• _TASK DETAILS_: Every line in the entries where "Starkville" is found should be copied.

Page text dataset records

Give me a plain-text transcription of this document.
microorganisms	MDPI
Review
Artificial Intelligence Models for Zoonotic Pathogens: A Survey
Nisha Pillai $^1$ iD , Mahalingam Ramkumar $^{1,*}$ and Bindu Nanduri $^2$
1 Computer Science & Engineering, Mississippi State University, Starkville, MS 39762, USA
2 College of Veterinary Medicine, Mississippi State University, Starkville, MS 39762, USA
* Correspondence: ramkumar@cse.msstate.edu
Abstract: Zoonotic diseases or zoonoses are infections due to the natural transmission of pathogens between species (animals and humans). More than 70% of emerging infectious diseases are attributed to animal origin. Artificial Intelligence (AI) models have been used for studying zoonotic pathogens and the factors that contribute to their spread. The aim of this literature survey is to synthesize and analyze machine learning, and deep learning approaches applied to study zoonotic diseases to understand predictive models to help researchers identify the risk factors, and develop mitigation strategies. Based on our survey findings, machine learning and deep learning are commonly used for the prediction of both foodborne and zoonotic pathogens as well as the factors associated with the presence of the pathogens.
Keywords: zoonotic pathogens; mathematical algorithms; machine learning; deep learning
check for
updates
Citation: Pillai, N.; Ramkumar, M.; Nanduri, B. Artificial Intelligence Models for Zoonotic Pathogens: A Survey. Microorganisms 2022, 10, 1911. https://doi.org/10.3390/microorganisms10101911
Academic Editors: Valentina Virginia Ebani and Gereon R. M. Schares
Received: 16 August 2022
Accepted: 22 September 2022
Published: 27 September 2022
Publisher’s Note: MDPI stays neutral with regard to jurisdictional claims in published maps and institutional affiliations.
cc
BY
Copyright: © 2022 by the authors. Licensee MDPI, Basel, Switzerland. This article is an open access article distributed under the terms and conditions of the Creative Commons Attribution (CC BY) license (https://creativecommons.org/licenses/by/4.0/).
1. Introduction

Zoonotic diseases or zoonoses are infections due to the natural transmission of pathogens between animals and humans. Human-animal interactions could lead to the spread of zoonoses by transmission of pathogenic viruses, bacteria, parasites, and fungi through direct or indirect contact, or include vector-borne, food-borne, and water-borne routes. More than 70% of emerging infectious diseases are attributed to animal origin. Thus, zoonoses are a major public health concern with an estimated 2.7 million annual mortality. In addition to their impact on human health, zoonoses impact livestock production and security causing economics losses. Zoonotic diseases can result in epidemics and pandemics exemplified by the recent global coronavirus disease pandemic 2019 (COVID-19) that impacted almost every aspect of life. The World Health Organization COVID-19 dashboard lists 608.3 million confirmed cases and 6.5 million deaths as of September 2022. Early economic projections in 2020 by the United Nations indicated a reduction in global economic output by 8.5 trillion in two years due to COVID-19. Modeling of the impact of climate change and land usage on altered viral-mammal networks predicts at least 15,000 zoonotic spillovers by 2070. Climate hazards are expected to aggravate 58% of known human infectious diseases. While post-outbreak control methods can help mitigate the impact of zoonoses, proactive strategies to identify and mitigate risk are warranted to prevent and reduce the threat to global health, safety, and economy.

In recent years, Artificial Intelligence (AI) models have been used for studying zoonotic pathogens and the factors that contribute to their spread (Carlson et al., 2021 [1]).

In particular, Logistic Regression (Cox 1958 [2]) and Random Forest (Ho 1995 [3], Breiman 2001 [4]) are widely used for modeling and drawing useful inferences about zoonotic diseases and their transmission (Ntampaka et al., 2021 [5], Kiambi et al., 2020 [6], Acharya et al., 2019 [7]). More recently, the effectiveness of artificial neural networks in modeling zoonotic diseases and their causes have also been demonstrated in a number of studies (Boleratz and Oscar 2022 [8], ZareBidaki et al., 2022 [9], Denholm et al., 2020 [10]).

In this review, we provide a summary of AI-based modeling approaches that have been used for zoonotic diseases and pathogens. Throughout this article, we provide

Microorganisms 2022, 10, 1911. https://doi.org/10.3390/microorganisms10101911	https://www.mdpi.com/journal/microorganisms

• _RESULT FOR THIS EXERCISE_:
1 Computer Science & Engineering, Mississippi State University, Starkville, MS 39762, USA
2 College of Veterinary Medicine, Mississippi State University, Starkville, MS 39762, USA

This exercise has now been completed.